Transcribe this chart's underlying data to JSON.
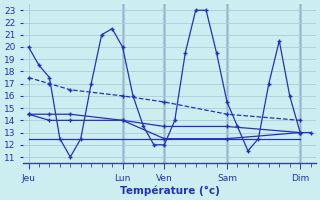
{
  "title": "Température (°c)",
  "background_color": "#cceef0",
  "grid_color": "#aaccd8",
  "line_color": "#2233bb",
  "vline_color": "#334499",
  "ylim": [
    10.5,
    23.5
  ],
  "yticks": [
    11,
    12,
    13,
    14,
    15,
    16,
    17,
    18,
    19,
    20,
    21,
    22,
    23
  ],
  "xlim": [
    -0.5,
    27.5
  ],
  "x_tick_positions": [
    0,
    9,
    13,
    19,
    26
  ],
  "x_tick_labels": [
    "Jeu",
    "Lun",
    "Ven",
    "Sam",
    "Dim"
  ],
  "vlines_x": [
    9,
    13,
    19,
    26
  ],
  "s1_x": [
    0,
    1,
    2,
    3,
    4,
    5,
    6,
    7,
    8,
    9,
    10,
    11,
    12,
    13,
    14,
    15,
    16,
    17,
    18,
    19,
    20,
    21,
    22,
    23,
    24,
    25,
    26,
    27
  ],
  "s1_y": [
    20,
    18.5,
    17.5,
    12.5,
    11,
    12.5,
    17,
    21,
    21.5,
    20,
    16,
    13.5,
    12,
    12,
    14,
    19.5,
    23,
    23,
    19.5,
    15.5,
    13.5,
    11.5,
    12.5,
    17,
    20.5,
    16,
    13,
    13
  ],
  "s2_x": [
    0,
    2,
    4,
    9,
    13,
    19,
    26
  ],
  "s2_y": [
    17.5,
    17,
    16.5,
    16,
    15.5,
    14.5,
    14
  ],
  "s3_x": [
    0,
    2,
    4,
    9,
    13,
    19,
    26
  ],
  "s3_y": [
    14.5,
    14.5,
    14.5,
    14,
    13.5,
    13.5,
    13
  ],
  "s4_x": [
    0,
    2,
    4,
    9,
    13,
    19,
    26
  ],
  "s4_y": [
    14.5,
    14,
    14,
    14,
    12.5,
    12.5,
    13
  ],
  "s5_x": [
    0,
    2,
    4,
    9,
    13,
    19,
    26
  ],
  "s5_y": [
    12.5,
    12.5,
    12.5,
    12.5,
    12.5,
    12.5,
    12.5
  ]
}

# WHAT TO DO:
Return each line from the material above exactly, but not the pictures.

# WORKED ANSWER:
Transcribe this chart's underlying data to JSON.
{
  "title": "Température (°c)",
  "background_color": "#cceef0",
  "grid_color": "#aaccd8",
  "line_color": "#2233bb",
  "vline_color": "#334499",
  "ylim": [
    10.5,
    23.5
  ],
  "yticks": [
    11,
    12,
    13,
    14,
    15,
    16,
    17,
    18,
    19,
    20,
    21,
    22,
    23
  ],
  "xlim": [
    -0.5,
    27.5
  ],
  "x_tick_positions": [
    0,
    9,
    13,
    19,
    26
  ],
  "x_tick_labels": [
    "Jeu",
    "Lun",
    "Ven",
    "Sam",
    "Dim"
  ],
  "vlines_x": [
    9,
    13,
    19,
    26
  ],
  "s1_x": [
    0,
    1,
    2,
    3,
    4,
    5,
    6,
    7,
    8,
    9,
    10,
    11,
    12,
    13,
    14,
    15,
    16,
    17,
    18,
    19,
    20,
    21,
    22,
    23,
    24,
    25,
    26,
    27
  ],
  "s1_y": [
    20,
    18.5,
    17.5,
    12.5,
    11,
    12.5,
    17,
    21,
    21.5,
    20,
    16,
    13.5,
    12,
    12,
    14,
    19.5,
    23,
    23,
    19.5,
    15.5,
    13.5,
    11.5,
    12.5,
    17,
    20.5,
    16,
    13,
    13
  ],
  "s2_x": [
    0,
    2,
    4,
    9,
    13,
    19,
    26
  ],
  "s2_y": [
    17.5,
    17,
    16.5,
    16,
    15.5,
    14.5,
    14
  ],
  "s3_x": [
    0,
    2,
    4,
    9,
    13,
    19,
    26
  ],
  "s3_y": [
    14.5,
    14.5,
    14.5,
    14,
    13.5,
    13.5,
    13
  ],
  "s4_x": [
    0,
    2,
    4,
    9,
    13,
    19,
    26
  ],
  "s4_y": [
    14.5,
    14,
    14,
    14,
    12.5,
    12.5,
    13
  ],
  "s5_x": [
    0,
    2,
    4,
    9,
    13,
    19,
    26
  ],
  "s5_y": [
    12.5,
    12.5,
    12.5,
    12.5,
    12.5,
    12.5,
    12.5
  ]
}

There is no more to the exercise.